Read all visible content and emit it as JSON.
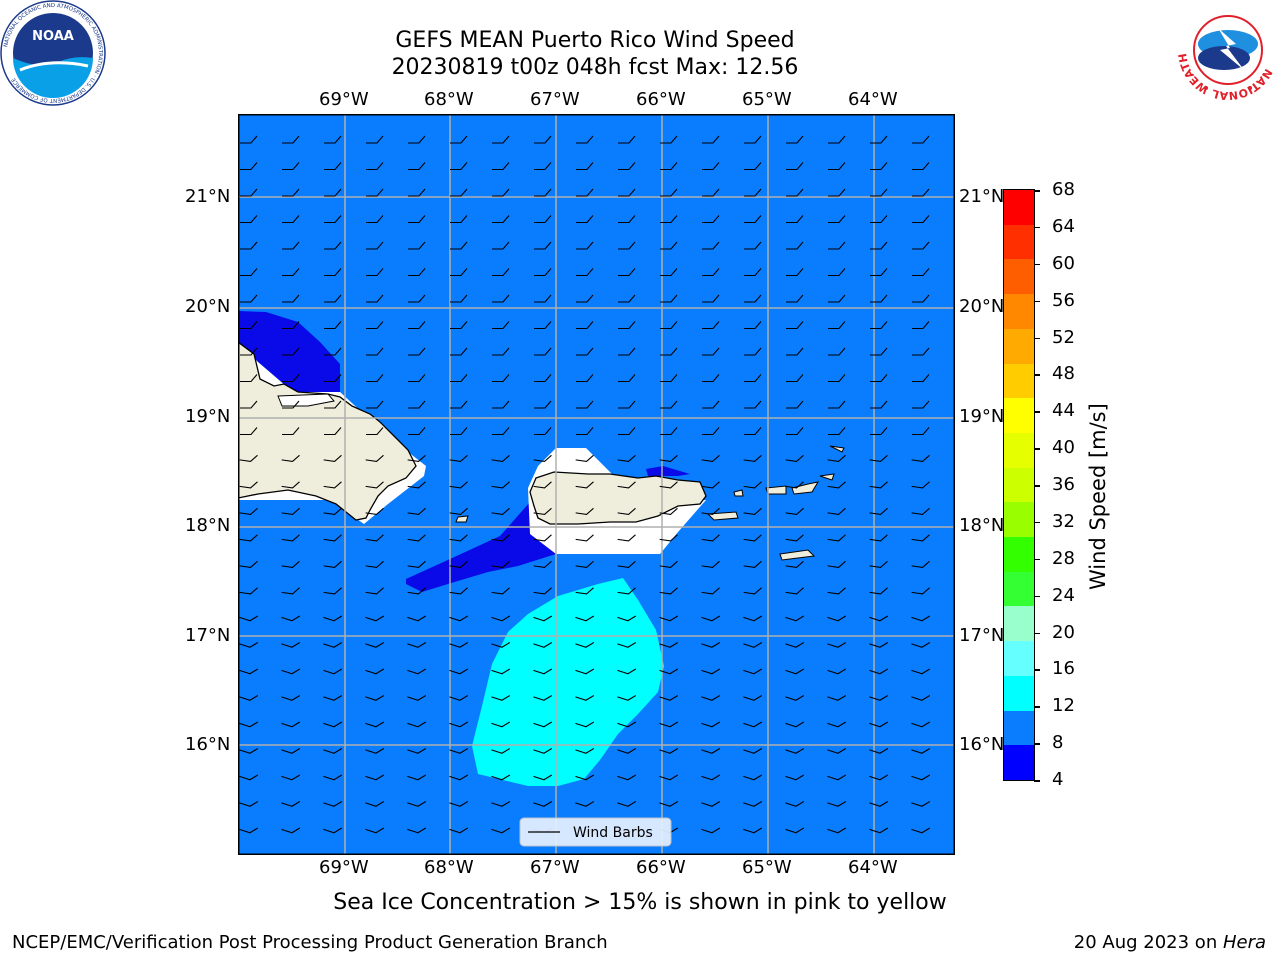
{
  "title": {
    "line1": "GEFS MEAN Puerto Rico Wind Speed",
    "line2": "20230819 t00z 048h fcst   Max: 12.56"
  },
  "map": {
    "lon_labels": [
      "69°W",
      "68°W",
      "67°W",
      "66°W",
      "65°W",
      "64°W"
    ],
    "lat_labels": [
      "21°N",
      "20°N",
      "19°N",
      "18°N",
      "17°N",
      "16°N"
    ],
    "legend_label": "Wind Barbs",
    "colors": {
      "water_8_12": "#0a7dff",
      "band_4_8": "#0a0ae8",
      "band_12_16": "#00ffff",
      "land": "#efeedd",
      "grid": "#b0b0b0"
    }
  },
  "colorbar": {
    "title": "Wind Speed [m/s]",
    "ticks": [
      "68",
      "64",
      "60",
      "56",
      "52",
      "48",
      "44",
      "40",
      "36",
      "32",
      "28",
      "24",
      "20",
      "16",
      "12",
      "8",
      "4"
    ],
    "colors_top_to_bottom": [
      "#ff0000",
      "#ff2f00",
      "#ff5e00",
      "#ff8800",
      "#ffaa00",
      "#ffcc00",
      "#ffff00",
      "#e5ff00",
      "#ccff00",
      "#99ff00",
      "#33ff00",
      "#33ff33",
      "#99ffcc",
      "#66ffff",
      "#00ffff",
      "#0a7dff",
      "#0000ff"
    ]
  },
  "logos": {
    "noaa_text": "NOAA",
    "noaa_ring": "NATIONAL OCEANIC AND ATMOSPHERIC ADMINISTRATION · U.S. DEPARTMENT OF COMMERCE",
    "nws_ring": "NATIONAL WEATHER SERVICE"
  },
  "subcaption": "Sea Ice Concentration > 15% is shown in pink to yellow",
  "footer": {
    "left": "NCEP/EMC/Verification Post Processing Product Generation Branch",
    "right_prefix": "20 Aug 2023 on ",
    "right_host": "Hera"
  }
}
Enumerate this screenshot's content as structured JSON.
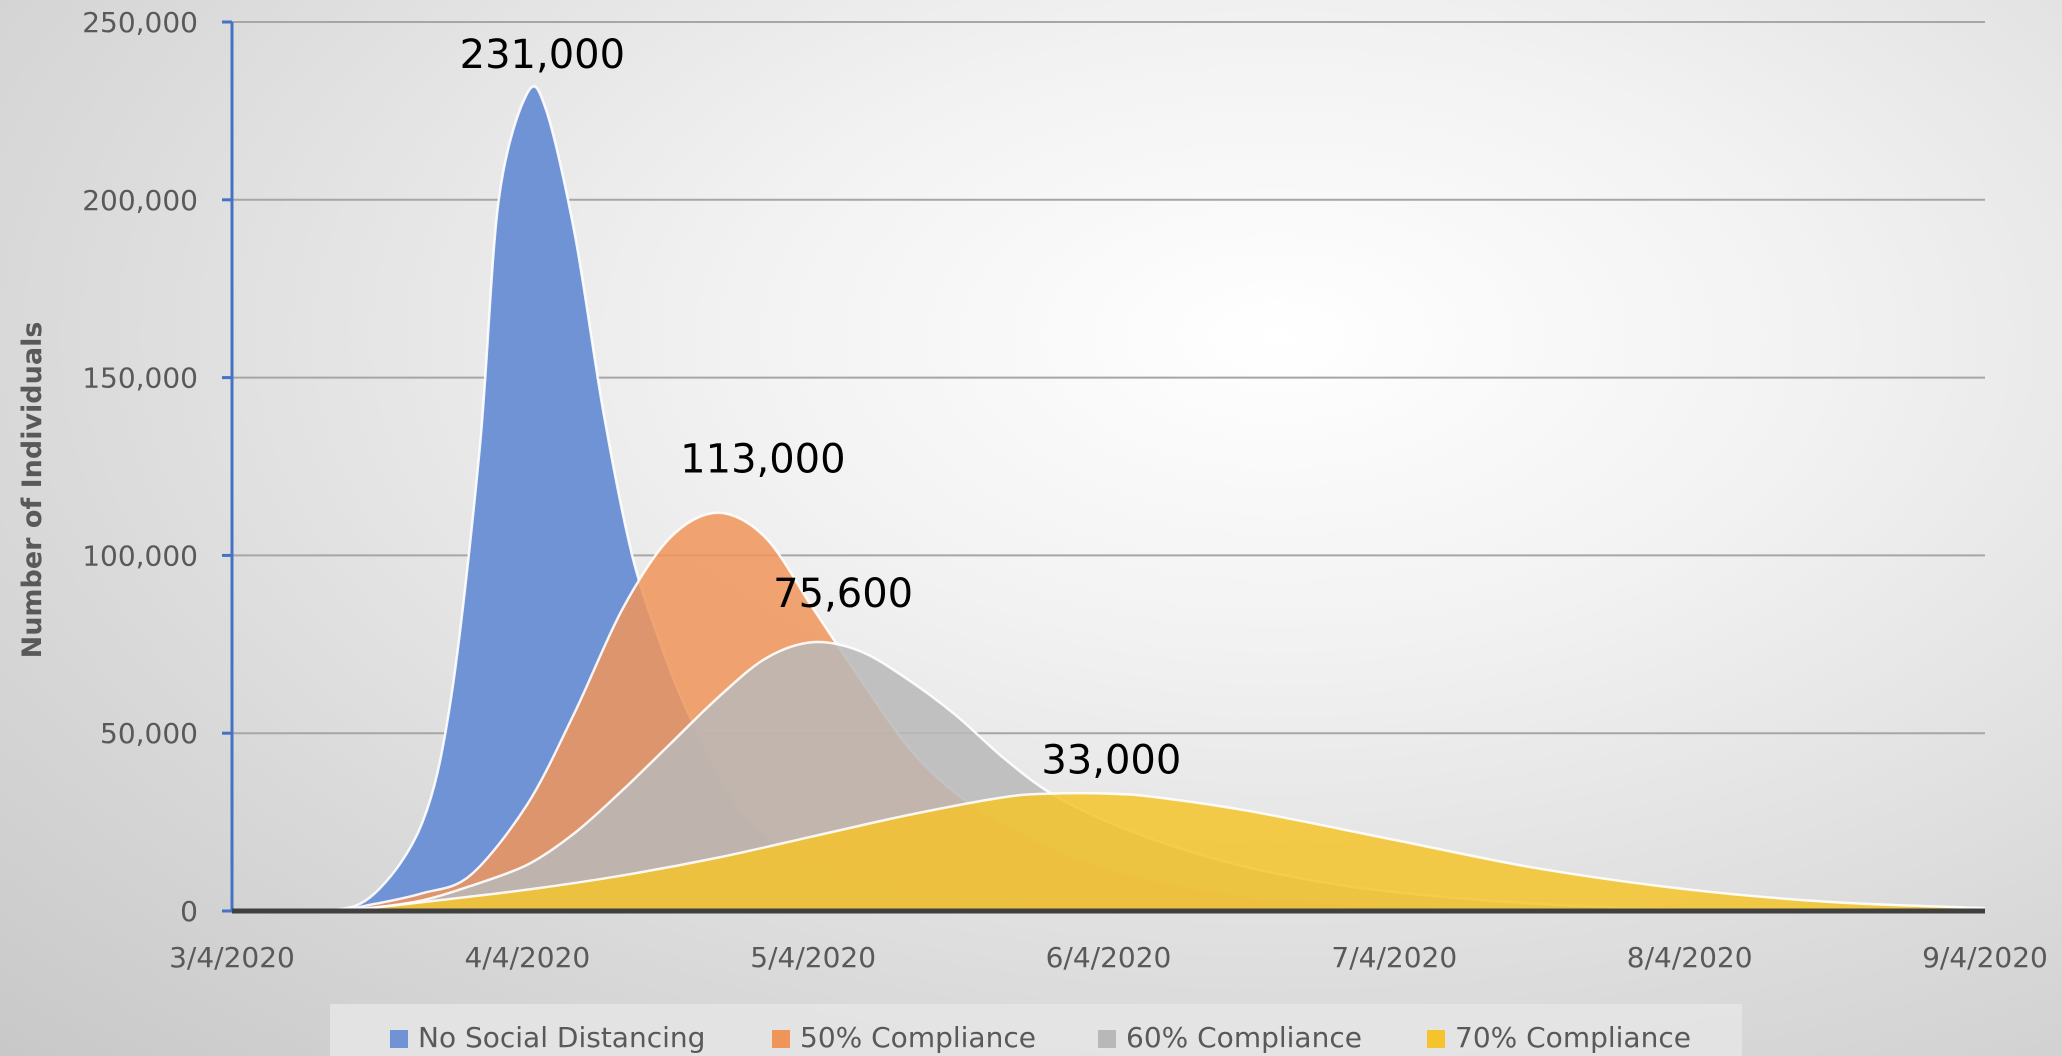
{
  "chart_data": {
    "type": "area",
    "title": "",
    "xlabel": "",
    "ylabel": "Number of Individuals",
    "ylim": [
      0,
      250000
    ],
    "y_ticks": [
      "0",
      "50,000",
      "100,000",
      "150,000",
      "200,000",
      "250,000"
    ],
    "y_tick_values": [
      0,
      50000,
      100000,
      150000,
      200000,
      250000
    ],
    "x_ticks": [
      "3/4/2020",
      "4/4/2020",
      "5/4/2020",
      "6/4/2020",
      "7/4/2020",
      "8/4/2020",
      "9/4/2020"
    ],
    "grid": true,
    "legend_position": "bottom",
    "series": [
      {
        "name": "No Social Distancing",
        "color": "#6f93d4",
        "peak_label": "231,000",
        "x": [
          "3/4/2020",
          "3/14/2020",
          "3/19/2020",
          "3/24/2020",
          "3/27/2020",
          "3/30/2020",
          "4/1/2020",
          "4/4/2020",
          "4/6/2020",
          "4/9/2020",
          "4/12/2020",
          "4/15/2020",
          "4/18/2020",
          "4/21/2020",
          "4/26/2020",
          "5/1/2020",
          "5/6/2020",
          "5/11/2020",
          "5/16/2020",
          "5/26/2020",
          "6/4/2020",
          "6/19/2020",
          "7/4/2020"
        ],
        "y": [
          0,
          0,
          5000,
          25000,
          60000,
          130000,
          200000,
          230000,
          225000,
          190000,
          140000,
          100000,
          75000,
          55000,
          30000,
          18000,
          12000,
          8000,
          5000,
          2500,
          1000,
          300,
          0
        ]
      },
      {
        "name": "50% Compliance",
        "color": "#f0955a",
        "peak_label": "113,000",
        "x": [
          "3/4/2020",
          "3/14/2020",
          "3/19/2020",
          "3/24/2020",
          "3/29/2020",
          "4/4/2020",
          "4/9/2020",
          "4/14/2020",
          "4/19/2020",
          "4/24/2020",
          "4/29/2020",
          "5/4/2020",
          "5/9/2020",
          "5/14/2020",
          "5/19/2020",
          "5/24/2020",
          "5/29/2020",
          "6/4/2020",
          "6/14/2020",
          "6/24/2020",
          "7/4/2020",
          "7/19/2020",
          "8/4/2020"
        ],
        "y": [
          0,
          0,
          2000,
          5000,
          10000,
          30000,
          56000,
          85000,
          105000,
          112000,
          105000,
          85000,
          65000,
          46000,
          33000,
          25000,
          18000,
          12000,
          6000,
          3000,
          1500,
          500,
          0
        ]
      },
      {
        "name": "60% Compliance",
        "color": "#b8b8b8",
        "peak_label": "75,600",
        "x": [
          "3/4/2020",
          "3/14/2020",
          "3/19/2020",
          "3/24/2020",
          "3/29/2020",
          "4/4/2020",
          "4/9/2020",
          "4/14/2020",
          "4/19/2020",
          "4/24/2020",
          "4/29/2020",
          "5/4/2020",
          "5/9/2020",
          "5/14/2020",
          "5/19/2020",
          "5/24/2020",
          "5/29/2020",
          "6/4/2020",
          "6/11/2020",
          "6/19/2020",
          "6/29/2020",
          "7/9/2020",
          "7/19/2020",
          "7/29/2020",
          "8/9/2020"
        ],
        "y": [
          0,
          0,
          1000,
          3000,
          7000,
          13000,
          22000,
          34000,
          47000,
          60000,
          71000,
          75600,
          73000,
          65000,
          55000,
          43000,
          33000,
          25000,
          18000,
          12000,
          7000,
          4000,
          2000,
          800,
          0
        ]
      },
      {
        "name": "70% Compliance",
        "color": "#f5c32c",
        "peak_label": "33,000",
        "x": [
          "3/4/2020",
          "3/14/2020",
          "3/19/2020",
          "3/24/2020",
          "4/4/2020",
          "4/14/2020",
          "4/24/2020",
          "5/4/2020",
          "5/14/2020",
          "5/24/2020",
          "5/29/2020",
          "6/4/2020",
          "6/9/2020",
          "6/19/2020",
          "7/4/2020",
          "7/19/2020",
          "8/4/2020",
          "8/19/2020",
          "9/4/2020"
        ],
        "y": [
          0,
          0,
          1000,
          2500,
          6000,
          10000,
          15000,
          21000,
          27000,
          32000,
          33000,
          33000,
          32000,
          28000,
          20000,
          12000,
          6000,
          2500,
          800
        ]
      }
    ]
  }
}
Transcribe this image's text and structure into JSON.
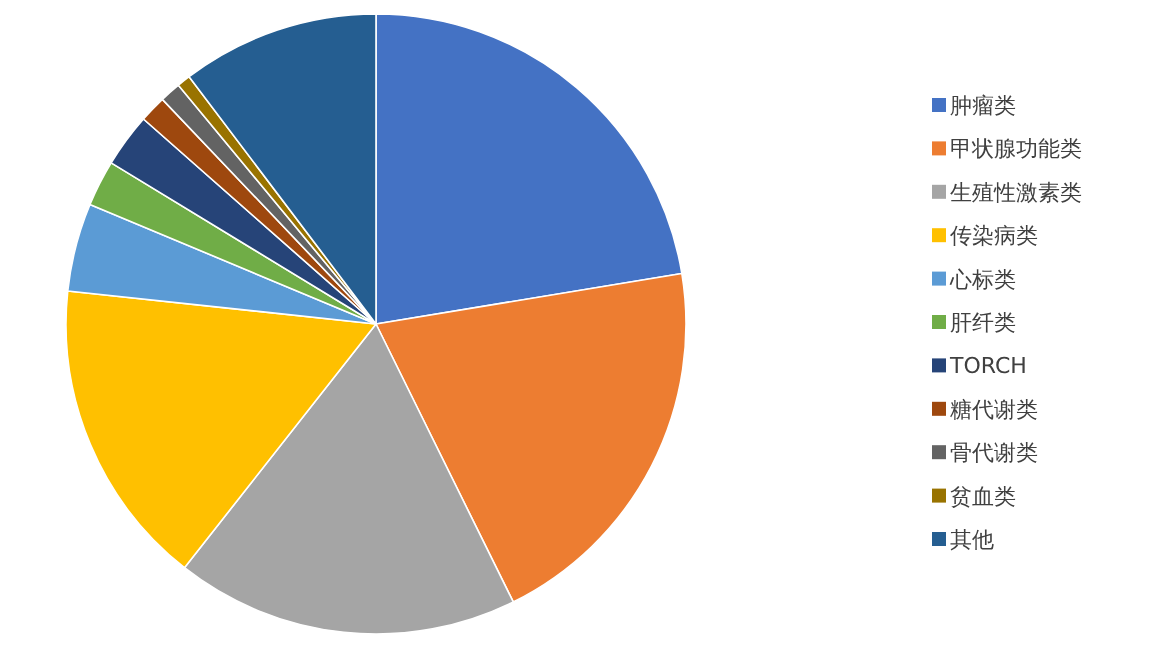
{
  "chart_data": {
    "type": "pie",
    "categories": [
      "肿瘤类",
      "甲状腺功能类",
      "生殖性激素类",
      "传染病类",
      "心标类",
      "肝纤类",
      "TORCH",
      "糖代谢类",
      "骨代谢类",
      "贫血类",
      "其他"
    ],
    "values": [
      22.4,
      20.3,
      17.9,
      16.1,
      4.6,
      2.4,
      2.8,
      1.4,
      1.1,
      0.7,
      10.3
    ],
    "colors": [
      "#4472c4",
      "#ed7d31",
      "#a5a5a5",
      "#ffc000",
      "#5b9bd5",
      "#70ad47",
      "#264478",
      "#9e480e",
      "#636363",
      "#997300",
      "#255e91"
    ],
    "legend": "right"
  }
}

* **WRITTEN INSTRUCTION**: Reproduce the data verbatim. Do not carry any picture into the copy.

* **RESPONSE TO THIS TASK**:
Read all visible content and emit it as JSON.
{
  "title": {
    "line1": "GEFS MEAN Puerto Rico Wind Speed",
    "line2": "20230819 t00z 048h fcst   Max: 12.56"
  },
  "map": {
    "lon_labels": [
      "69°W",
      "68°W",
      "67°W",
      "66°W",
      "65°W",
      "64°W"
    ],
    "lat_labels": [
      "21°N",
      "20°N",
      "19°N",
      "18°N",
      "17°N",
      "16°N"
    ],
    "legend_label": "Wind Barbs",
    "colors": {
      "water_8_12": "#0a7dff",
      "band_4_8": "#0a0ae8",
      "band_12_16": "#00ffff",
      "land": "#efeedd",
      "grid": "#b0b0b0"
    }
  },
  "colorbar": {
    "title": "Wind Speed [m/s]",
    "ticks": [
      "68",
      "64",
      "60",
      "56",
      "52",
      "48",
      "44",
      "40",
      "36",
      "32",
      "28",
      "24",
      "20",
      "16",
      "12",
      "8",
      "4"
    ],
    "colors_top_to_bottom": [
      "#ff0000",
      "#ff2f00",
      "#ff5e00",
      "#ff8800",
      "#ffaa00",
      "#ffcc00",
      "#ffff00",
      "#e5ff00",
      "#ccff00",
      "#99ff00",
      "#33ff00",
      "#33ff33",
      "#99ffcc",
      "#66ffff",
      "#00ffff",
      "#0a7dff",
      "#0000ff"
    ]
  },
  "logos": {
    "noaa_text": "NOAA",
    "noaa_ring": "NATIONAL OCEANIC AND ATMOSPHERIC ADMINISTRATION · U.S. DEPARTMENT OF COMMERCE",
    "nws_ring": "NATIONAL WEATHER SERVICE"
  },
  "subcaption": "Sea Ice Concentration > 15% is shown in pink to yellow",
  "footer": {
    "left": "NCEP/EMC/Verification Post Processing Product Generation Branch",
    "right_prefix": "20 Aug 2023 on ",
    "right_host": "Hera"
  }
}
Enumerate this screenshot's content as structured JSON.
{
  "chart_data": {
    "type": "area",
    "title": "",
    "xlabel": "",
    "ylabel": "Number of Individuals",
    "ylim": [
      0,
      250000
    ],
    "y_ticks": [
      "0",
      "50,000",
      "100,000",
      "150,000",
      "200,000",
      "250,000"
    ],
    "y_tick_values": [
      0,
      50000,
      100000,
      150000,
      200000,
      250000
    ],
    "x_ticks": [
      "3/4/2020",
      "4/4/2020",
      "5/4/2020",
      "6/4/2020",
      "7/4/2020",
      "8/4/2020",
      "9/4/2020"
    ],
    "grid": true,
    "legend_position": "bottom",
    "series": [
      {
        "name": "No Social Distancing",
        "color": "#6f93d4",
        "peak_label": "231,000",
        "x": [
          "3/4/2020",
          "3/14/2020",
          "3/19/2020",
          "3/24/2020",
          "3/27/2020",
          "3/30/2020",
          "4/1/2020",
          "4/4/2020",
          "4/6/2020",
          "4/9/2020",
          "4/12/2020",
          "4/15/2020",
          "4/18/2020",
          "4/21/2020",
          "4/26/2020",
          "5/1/2020",
          "5/6/2020",
          "5/11/2020",
          "5/16/2020",
          "5/26/2020",
          "6/4/2020",
          "6/19/2020",
          "7/4/2020"
        ],
        "y": [
          0,
          0,
          5000,
          25000,
          60000,
          130000,
          200000,
          230000,
          225000,
          190000,
          140000,
          100000,
          75000,
          55000,
          30000,
          18000,
          12000,
          8000,
          5000,
          2500,
          1000,
          300,
          0
        ]
      },
      {
        "name": "50% Compliance",
        "color": "#f0955a",
        "peak_label": "113,000",
        "x": [
          "3/4/2020",
          "3/14/2020",
          "3/19/2020",
          "3/24/2020",
          "3/29/2020",
          "4/4/2020",
          "4/9/2020",
          "4/14/2020",
          "4/19/2020",
          "4/24/2020",
          "4/29/2020",
          "5/4/2020",
          "5/9/2020",
          "5/14/2020",
          "5/19/2020",
          "5/24/2020",
          "5/29/2020",
          "6/4/2020",
          "6/14/2020",
          "6/24/2020",
          "7/4/2020",
          "7/19/2020",
          "8/4/2020"
        ],
        "y": [
          0,
          0,
          2000,
          5000,
          10000,
          30000,
          56000,
          85000,
          105000,
          112000,
          105000,
          85000,
          65000,
          46000,
          33000,
          25000,
          18000,
          12000,
          6000,
          3000,
          1500,
          500,
          0
        ]
      },
      {
        "name": "60% Compliance",
        "color": "#b8b8b8",
        "peak_label": "75,600",
        "x": [
          "3/4/2020",
          "3/14/2020",
          "3/19/2020",
          "3/24/2020",
          "3/29/2020",
          "4/4/2020",
          "4/9/2020",
          "4/14/2020",
          "4/19/2020",
          "4/24/2020",
          "4/29/2020",
          "5/4/2020",
          "5/9/2020",
          "5/14/2020",
          "5/19/2020",
          "5/24/2020",
          "5/29/2020",
          "6/4/2020",
          "6/11/2020",
          "6/19/2020",
          "6/29/2020",
          "7/9/2020",
          "7/19/2020",
          "7/29/2020",
          "8/9/2020"
        ],
        "y": [
          0,
          0,
          1000,
          3000,
          7000,
          13000,
          22000,
          34000,
          47000,
          60000,
          71000,
          75600,
          73000,
          65000,
          55000,
          43000,
          33000,
          25000,
          18000,
          12000,
          7000,
          4000,
          2000,
          800,
          0
        ]
      },
      {
        "name": "70% Compliance",
        "color": "#f5c32c",
        "peak_label": "33,000",
        "x": [
          "3/4/2020",
          "3/14/2020",
          "3/19/2020",
          "3/24/2020",
          "4/4/2020",
          "4/14/2020",
          "4/24/2020",
          "5/4/2020",
          "5/14/2020",
          "5/24/2020",
          "5/29/2020",
          "6/4/2020",
          "6/9/2020",
          "6/19/2020",
          "7/4/2020",
          "7/19/2020",
          "8/4/2020",
          "8/19/2020",
          "9/4/2020"
        ],
        "y": [
          0,
          0,
          1000,
          2500,
          6000,
          10000,
          15000,
          21000,
          27000,
          32000,
          33000,
          33000,
          32000,
          28000,
          20000,
          12000,
          6000,
          2500,
          800
        ]
      }
    ]
  }
}
Transcribe this image's text and structure into JSON.
{
  "chart_data": {
    "type": "pie",
    "categories": [
      "肿瘤类",
      "甲状腺功能类",
      "生殖性激素类",
      "传染病类",
      "心标类",
      "肝纤类",
      "TORCH",
      "糖代谢类",
      "骨代谢类",
      "贫血类",
      "其他"
    ],
    "values": [
      22.4,
      20.3,
      17.9,
      16.1,
      4.6,
      2.4,
      2.8,
      1.4,
      1.1,
      0.7,
      10.3
    ],
    "colors": [
      "#4472c4",
      "#ed7d31",
      "#a5a5a5",
      "#ffc000",
      "#5b9bd5",
      "#70ad47",
      "#264478",
      "#9e480e",
      "#636363",
      "#997300",
      "#255e91"
    ],
    "legend": "right"
  }
}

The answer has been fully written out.